## Data to process
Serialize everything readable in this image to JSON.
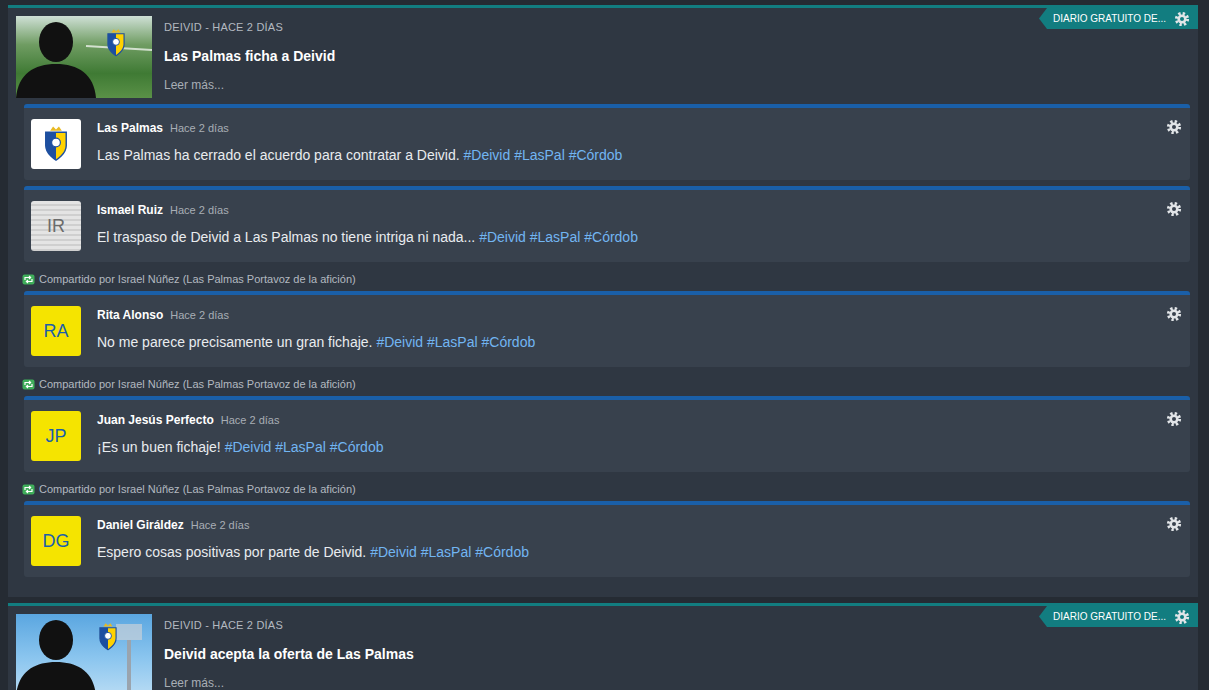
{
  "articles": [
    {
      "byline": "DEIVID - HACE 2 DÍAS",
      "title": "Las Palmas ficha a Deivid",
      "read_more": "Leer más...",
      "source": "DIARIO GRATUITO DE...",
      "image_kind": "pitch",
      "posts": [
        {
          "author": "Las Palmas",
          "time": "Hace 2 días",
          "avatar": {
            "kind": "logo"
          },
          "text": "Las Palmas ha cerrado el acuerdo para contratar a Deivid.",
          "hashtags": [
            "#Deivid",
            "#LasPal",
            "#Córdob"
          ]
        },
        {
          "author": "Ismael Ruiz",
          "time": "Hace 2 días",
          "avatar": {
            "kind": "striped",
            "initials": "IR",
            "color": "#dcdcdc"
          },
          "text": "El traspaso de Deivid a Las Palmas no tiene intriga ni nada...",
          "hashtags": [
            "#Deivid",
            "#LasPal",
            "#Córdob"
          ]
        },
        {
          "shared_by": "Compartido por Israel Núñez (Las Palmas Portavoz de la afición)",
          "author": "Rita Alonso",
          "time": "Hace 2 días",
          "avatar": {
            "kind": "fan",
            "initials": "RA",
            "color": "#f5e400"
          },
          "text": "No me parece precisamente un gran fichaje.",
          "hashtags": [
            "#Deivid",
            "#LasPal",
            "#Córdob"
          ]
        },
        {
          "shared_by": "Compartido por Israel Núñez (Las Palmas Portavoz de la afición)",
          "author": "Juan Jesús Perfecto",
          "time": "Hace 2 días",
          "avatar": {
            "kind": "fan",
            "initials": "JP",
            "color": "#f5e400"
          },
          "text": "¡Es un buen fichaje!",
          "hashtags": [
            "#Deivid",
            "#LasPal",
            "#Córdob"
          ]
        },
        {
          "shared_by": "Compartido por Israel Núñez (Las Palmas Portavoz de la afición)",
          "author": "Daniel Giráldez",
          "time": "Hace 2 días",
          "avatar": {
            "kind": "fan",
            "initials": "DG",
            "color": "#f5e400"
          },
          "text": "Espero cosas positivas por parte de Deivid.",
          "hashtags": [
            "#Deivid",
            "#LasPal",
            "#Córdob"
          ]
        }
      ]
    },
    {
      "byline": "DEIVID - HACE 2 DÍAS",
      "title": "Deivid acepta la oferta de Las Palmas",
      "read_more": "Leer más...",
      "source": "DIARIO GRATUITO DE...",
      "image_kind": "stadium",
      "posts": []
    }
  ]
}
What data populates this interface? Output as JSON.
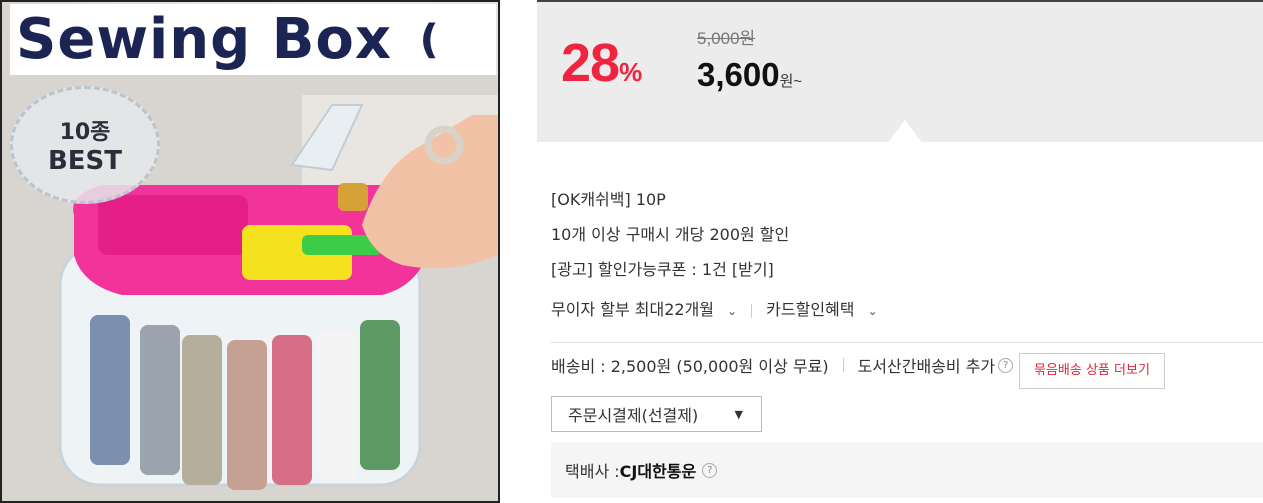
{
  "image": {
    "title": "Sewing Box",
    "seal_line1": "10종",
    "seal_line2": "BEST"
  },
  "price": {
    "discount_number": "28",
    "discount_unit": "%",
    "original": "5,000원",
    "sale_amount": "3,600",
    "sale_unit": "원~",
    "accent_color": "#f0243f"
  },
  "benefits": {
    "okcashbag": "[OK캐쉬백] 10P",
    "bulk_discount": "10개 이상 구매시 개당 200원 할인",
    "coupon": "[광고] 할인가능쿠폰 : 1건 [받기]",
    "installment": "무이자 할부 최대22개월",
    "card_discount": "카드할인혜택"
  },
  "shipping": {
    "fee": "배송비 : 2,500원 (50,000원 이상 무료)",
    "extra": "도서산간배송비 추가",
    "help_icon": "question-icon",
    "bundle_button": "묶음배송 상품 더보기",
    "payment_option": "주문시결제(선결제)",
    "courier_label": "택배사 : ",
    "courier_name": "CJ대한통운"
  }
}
...
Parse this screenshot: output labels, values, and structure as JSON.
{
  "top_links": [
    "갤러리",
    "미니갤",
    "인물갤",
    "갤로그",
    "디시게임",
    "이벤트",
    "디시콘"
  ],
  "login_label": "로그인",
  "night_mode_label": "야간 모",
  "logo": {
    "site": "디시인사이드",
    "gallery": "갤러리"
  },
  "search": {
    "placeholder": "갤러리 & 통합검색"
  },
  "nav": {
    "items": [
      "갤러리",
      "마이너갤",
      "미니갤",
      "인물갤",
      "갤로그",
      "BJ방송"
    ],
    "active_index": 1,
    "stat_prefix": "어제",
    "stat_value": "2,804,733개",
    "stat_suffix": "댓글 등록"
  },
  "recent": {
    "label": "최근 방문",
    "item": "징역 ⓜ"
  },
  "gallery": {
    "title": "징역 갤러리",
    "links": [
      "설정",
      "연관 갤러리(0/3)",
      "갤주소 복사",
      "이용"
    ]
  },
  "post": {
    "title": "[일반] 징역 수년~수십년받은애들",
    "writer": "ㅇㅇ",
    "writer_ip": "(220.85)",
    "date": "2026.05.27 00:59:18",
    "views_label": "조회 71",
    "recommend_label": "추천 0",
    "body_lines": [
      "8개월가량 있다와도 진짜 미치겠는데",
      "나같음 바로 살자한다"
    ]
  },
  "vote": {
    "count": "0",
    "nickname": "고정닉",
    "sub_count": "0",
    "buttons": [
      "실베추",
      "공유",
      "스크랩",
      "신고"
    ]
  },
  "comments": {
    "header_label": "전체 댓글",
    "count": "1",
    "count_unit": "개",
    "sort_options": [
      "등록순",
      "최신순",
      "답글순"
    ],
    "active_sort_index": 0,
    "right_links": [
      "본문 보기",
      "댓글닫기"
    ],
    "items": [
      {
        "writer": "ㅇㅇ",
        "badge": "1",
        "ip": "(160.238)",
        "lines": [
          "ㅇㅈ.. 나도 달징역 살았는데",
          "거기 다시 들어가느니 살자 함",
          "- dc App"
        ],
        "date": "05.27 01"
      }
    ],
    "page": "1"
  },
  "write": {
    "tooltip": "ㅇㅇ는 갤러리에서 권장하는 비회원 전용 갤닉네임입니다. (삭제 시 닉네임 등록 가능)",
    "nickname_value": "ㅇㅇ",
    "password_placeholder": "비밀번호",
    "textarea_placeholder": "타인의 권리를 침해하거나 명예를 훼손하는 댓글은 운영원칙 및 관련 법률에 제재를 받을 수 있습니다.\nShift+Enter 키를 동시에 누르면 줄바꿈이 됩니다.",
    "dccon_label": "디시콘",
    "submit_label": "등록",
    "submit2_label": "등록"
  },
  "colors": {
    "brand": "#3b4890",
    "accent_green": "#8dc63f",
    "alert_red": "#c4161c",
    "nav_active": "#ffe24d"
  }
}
* * *
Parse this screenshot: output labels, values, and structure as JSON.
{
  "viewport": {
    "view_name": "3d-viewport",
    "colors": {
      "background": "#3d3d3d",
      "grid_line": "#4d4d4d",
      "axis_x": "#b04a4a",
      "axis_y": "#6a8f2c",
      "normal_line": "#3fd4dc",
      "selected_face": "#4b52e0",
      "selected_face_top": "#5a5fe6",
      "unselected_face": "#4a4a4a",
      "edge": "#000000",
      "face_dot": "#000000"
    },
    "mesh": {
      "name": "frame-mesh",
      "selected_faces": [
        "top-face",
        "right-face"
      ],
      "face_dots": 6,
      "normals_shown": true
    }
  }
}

## Problem statement
Check all the records above and select each line where the string "title" is found.

## Solution for this exercise
      "title": "Las Palmas ficha a Deivid",
      "title": "Deivid acepta la oferta de Las Palmas",
    "title": "Sewing Box",
    "title": "징역 갤러리",
    "title": "[일반] 징역 수년~수십년받은애들",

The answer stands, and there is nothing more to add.